=== REQUIRED WORK ===
Write the listing out again, all of it, word for word.

=== TASK MATERIAL ===
_ _ _ _

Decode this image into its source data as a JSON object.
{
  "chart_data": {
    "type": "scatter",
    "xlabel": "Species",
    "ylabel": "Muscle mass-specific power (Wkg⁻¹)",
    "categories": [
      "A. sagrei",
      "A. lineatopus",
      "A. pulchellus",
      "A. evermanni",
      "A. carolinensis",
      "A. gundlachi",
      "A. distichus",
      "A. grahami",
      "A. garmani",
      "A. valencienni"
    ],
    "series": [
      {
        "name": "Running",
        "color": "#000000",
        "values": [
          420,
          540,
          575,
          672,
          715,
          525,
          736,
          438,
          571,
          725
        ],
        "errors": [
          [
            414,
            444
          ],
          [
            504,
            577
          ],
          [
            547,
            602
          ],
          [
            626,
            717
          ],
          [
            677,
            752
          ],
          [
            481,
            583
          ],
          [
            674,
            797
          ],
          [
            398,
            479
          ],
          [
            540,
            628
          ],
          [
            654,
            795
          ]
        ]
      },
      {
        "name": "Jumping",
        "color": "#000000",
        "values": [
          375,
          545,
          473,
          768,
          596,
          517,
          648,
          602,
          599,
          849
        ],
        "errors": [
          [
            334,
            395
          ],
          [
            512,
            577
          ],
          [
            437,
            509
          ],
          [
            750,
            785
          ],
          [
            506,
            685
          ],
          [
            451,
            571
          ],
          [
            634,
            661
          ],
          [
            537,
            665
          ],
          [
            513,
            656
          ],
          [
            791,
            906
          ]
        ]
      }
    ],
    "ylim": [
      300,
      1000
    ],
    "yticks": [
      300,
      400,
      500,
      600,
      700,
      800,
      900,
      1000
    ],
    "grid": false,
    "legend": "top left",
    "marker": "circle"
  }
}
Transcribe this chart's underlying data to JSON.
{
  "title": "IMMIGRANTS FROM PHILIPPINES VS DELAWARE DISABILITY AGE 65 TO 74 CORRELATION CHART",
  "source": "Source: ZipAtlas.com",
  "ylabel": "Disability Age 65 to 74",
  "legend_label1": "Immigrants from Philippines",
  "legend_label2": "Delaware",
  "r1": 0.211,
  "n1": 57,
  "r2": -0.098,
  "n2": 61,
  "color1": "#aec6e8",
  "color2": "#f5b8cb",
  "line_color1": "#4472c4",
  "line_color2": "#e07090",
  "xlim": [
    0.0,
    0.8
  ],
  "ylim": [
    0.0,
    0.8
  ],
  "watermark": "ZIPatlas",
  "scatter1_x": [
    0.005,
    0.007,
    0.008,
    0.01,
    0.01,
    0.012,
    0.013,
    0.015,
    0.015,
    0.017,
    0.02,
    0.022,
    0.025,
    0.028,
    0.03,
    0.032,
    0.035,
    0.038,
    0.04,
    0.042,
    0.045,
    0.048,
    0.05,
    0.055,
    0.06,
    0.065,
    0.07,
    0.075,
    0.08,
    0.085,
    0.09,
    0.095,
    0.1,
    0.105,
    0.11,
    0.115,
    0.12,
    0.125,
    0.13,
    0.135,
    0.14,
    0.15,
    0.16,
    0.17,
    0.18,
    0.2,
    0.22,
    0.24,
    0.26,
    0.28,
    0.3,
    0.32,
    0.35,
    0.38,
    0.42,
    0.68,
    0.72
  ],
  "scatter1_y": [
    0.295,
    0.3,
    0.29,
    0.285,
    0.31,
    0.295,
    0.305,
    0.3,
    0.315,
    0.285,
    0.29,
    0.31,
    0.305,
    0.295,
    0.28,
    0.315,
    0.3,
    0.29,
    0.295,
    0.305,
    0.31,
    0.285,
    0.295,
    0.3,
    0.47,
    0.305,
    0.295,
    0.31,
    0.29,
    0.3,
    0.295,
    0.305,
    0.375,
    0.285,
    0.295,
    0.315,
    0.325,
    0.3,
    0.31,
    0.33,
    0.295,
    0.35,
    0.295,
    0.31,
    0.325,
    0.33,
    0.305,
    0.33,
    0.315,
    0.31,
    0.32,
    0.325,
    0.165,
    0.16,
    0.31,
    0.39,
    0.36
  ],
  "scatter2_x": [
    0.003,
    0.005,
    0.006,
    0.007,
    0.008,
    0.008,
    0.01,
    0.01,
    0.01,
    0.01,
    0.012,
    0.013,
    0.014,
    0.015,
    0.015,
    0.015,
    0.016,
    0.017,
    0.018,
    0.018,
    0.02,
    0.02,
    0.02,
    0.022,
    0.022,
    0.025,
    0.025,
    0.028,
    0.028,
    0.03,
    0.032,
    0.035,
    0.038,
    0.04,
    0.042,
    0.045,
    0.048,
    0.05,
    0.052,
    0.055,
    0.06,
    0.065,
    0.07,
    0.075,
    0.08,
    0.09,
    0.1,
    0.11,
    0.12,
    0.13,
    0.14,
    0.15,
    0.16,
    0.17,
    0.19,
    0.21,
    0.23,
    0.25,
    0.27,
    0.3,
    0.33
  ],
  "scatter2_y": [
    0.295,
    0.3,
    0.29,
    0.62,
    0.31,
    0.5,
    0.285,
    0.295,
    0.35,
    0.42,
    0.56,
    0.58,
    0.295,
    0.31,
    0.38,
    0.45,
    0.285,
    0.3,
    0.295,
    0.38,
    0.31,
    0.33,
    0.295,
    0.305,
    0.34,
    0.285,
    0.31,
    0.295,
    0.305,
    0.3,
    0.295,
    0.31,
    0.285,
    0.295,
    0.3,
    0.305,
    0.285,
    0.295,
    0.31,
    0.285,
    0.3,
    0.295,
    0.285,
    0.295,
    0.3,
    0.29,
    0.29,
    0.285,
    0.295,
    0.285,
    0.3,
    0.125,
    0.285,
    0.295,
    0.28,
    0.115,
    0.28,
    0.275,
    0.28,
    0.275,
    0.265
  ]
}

_ _ _ _

=== COMPLETED EXERCISE ===
Decode this image into its source data as a JSON object.
{
  "chart_data": {
    "type": "scatter",
    "xlabel": "Species",
    "ylabel": "Muscle mass-specific power (Wkg⁻¹)",
    "categories": [
      "A. sagrei",
      "A. lineatopus",
      "A. pulchellus",
      "A. evermanni",
      "A. carolinensis",
      "A. gundlachi",
      "A. distichus",
      "A. grahami",
      "A. garmani",
      "A. valencienni"
    ],
    "series": [
      {
        "name": "Running",
        "color": "#000000",
        "values": [
          420,
          540,
          575,
          672,
          715,
          525,
          736,
          438,
          571,
          725
        ],
        "errors": [
          [
            414,
            444
          ],
          [
            504,
            577
          ],
          [
            547,
            602
          ],
          [
            626,
            717
          ],
          [
            677,
            752
          ],
          [
            481,
            583
          ],
          [
            674,
            797
          ],
          [
            398,
            479
          ],
          [
            540,
            628
          ],
          [
            654,
            795
          ]
        ]
      },
      {
        "name": "Jumping",
        "color": "#000000",
        "values": [
          375,
          545,
          473,
          768,
          596,
          517,
          648,
          602,
          599,
          849
        ],
        "errors": [
          [
            334,
            395
          ],
          [
            512,
            577
          ],
          [
            437,
            509
          ],
          [
            750,
            785
          ],
          [
            506,
            685
          ],
          [
            451,
            571
          ],
          [
            634,
            661
          ],
          [
            537,
            665
          ],
          [
            513,
            656
          ],
          [
            791,
            906
          ]
        ]
      }
    ],
    "ylim": [
      300,
      1000
    ],
    "yticks": [
      300,
      400,
      500,
      600,
      700,
      800,
      900,
      1000
    ],
    "grid": false,
    "legend": "top left",
    "marker": "circle"
  }
}
Transcribe this chart's underlying data to JSON.
{
  "title": "IMMIGRANTS FROM PHILIPPINES VS DELAWARE DISABILITY AGE 65 TO 74 CORRELATION CHART",
  "source": "Source: ZipAtlas.com",
  "ylabel": "Disability Age 65 to 74",
  "legend_label1": "Immigrants from Philippines",
  "legend_label2": "Delaware",
  "r1": 0.211,
  "n1": 57,
  "r2": -0.098,
  "n2": 61,
  "color1": "#aec6e8",
  "color2": "#f5b8cb",
  "line_color1": "#4472c4",
  "line_color2": "#e07090",
  "xlim": [
    0.0,
    0.8
  ],
  "ylim": [
    0.0,
    0.8
  ],
  "watermark": "ZIPatlas",
  "scatter1_x": [
    0.005,
    0.007,
    0.008,
    0.01,
    0.01,
    0.012,
    0.013,
    0.015,
    0.015,
    0.017,
    0.02,
    0.022,
    0.025,
    0.028,
    0.03,
    0.032,
    0.035,
    0.038,
    0.04,
    0.042,
    0.045,
    0.048,
    0.05,
    0.055,
    0.06,
    0.065,
    0.07,
    0.075,
    0.08,
    0.085,
    0.09,
    0.095,
    0.1,
    0.105,
    0.11,
    0.115,
    0.12,
    0.125,
    0.13,
    0.135,
    0.14,
    0.15,
    0.16,
    0.17,
    0.18,
    0.2,
    0.22,
    0.24,
    0.26,
    0.28,
    0.3,
    0.32,
    0.35,
    0.38,
    0.42,
    0.68,
    0.72
  ],
  "scatter1_y": [
    0.295,
    0.3,
    0.29,
    0.285,
    0.31,
    0.295,
    0.305,
    0.3,
    0.315,
    0.285,
    0.29,
    0.31,
    0.305,
    0.295,
    0.28,
    0.315,
    0.3,
    0.29,
    0.295,
    0.305,
    0.31,
    0.285,
    0.295,
    0.3,
    0.47,
    0.305,
    0.295,
    0.31,
    0.29,
    0.3,
    0.295,
    0.305,
    0.375,
    0.285,
    0.295,
    0.315,
    0.325,
    0.3,
    0.31,
    0.33,
    0.295,
    0.35,
    0.295,
    0.31,
    0.325,
    0.33,
    0.305,
    0.33,
    0.315,
    0.31,
    0.32,
    0.325,
    0.165,
    0.16,
    0.31,
    0.39,
    0.36
  ],
  "scatter2_x": [
    0.003,
    0.005,
    0.006,
    0.007,
    0.008,
    0.008,
    0.01,
    0.01,
    0.01,
    0.01,
    0.012,
    0.013,
    0.014,
    0.015,
    0.015,
    0.015,
    0.016,
    0.017,
    0.018,
    0.018,
    0.02,
    0.02,
    0.02,
    0.022,
    0.022,
    0.025,
    0.025,
    0.028,
    0.028,
    0.03,
    0.032,
    0.035,
    0.038,
    0.04,
    0.042,
    0.045,
    0.048,
    0.05,
    0.052,
    0.055,
    0.06,
    0.065,
    0.07,
    0.075,
    0.08,
    0.09,
    0.1,
    0.11,
    0.12,
    0.13,
    0.14,
    0.15,
    0.16,
    0.17,
    0.19,
    0.21,
    0.23,
    0.25,
    0.27,
    0.3,
    0.33
  ],
  "scatter2_y": [
    0.295,
    0.3,
    0.29,
    0.62,
    0.31,
    0.5,
    0.285,
    0.295,
    0.35,
    0.42,
    0.56,
    0.58,
    0.295,
    0.31,
    0.38,
    0.45,
    0.285,
    0.3,
    0.295,
    0.38,
    0.31,
    0.33,
    0.295,
    0.305,
    0.34,
    0.285,
    0.31,
    0.295,
    0.305,
    0.3,
    0.295,
    0.31,
    0.285,
    0.295,
    0.3,
    0.305,
    0.285,
    0.295,
    0.31,
    0.285,
    0.3,
    0.295,
    0.285,
    0.295,
    0.3,
    0.29,
    0.29,
    0.285,
    0.295,
    0.285,
    0.3,
    0.125,
    0.285,
    0.295,
    0.28,
    0.115,
    0.28,
    0.275,
    0.28,
    0.275,
    0.265
  ]
}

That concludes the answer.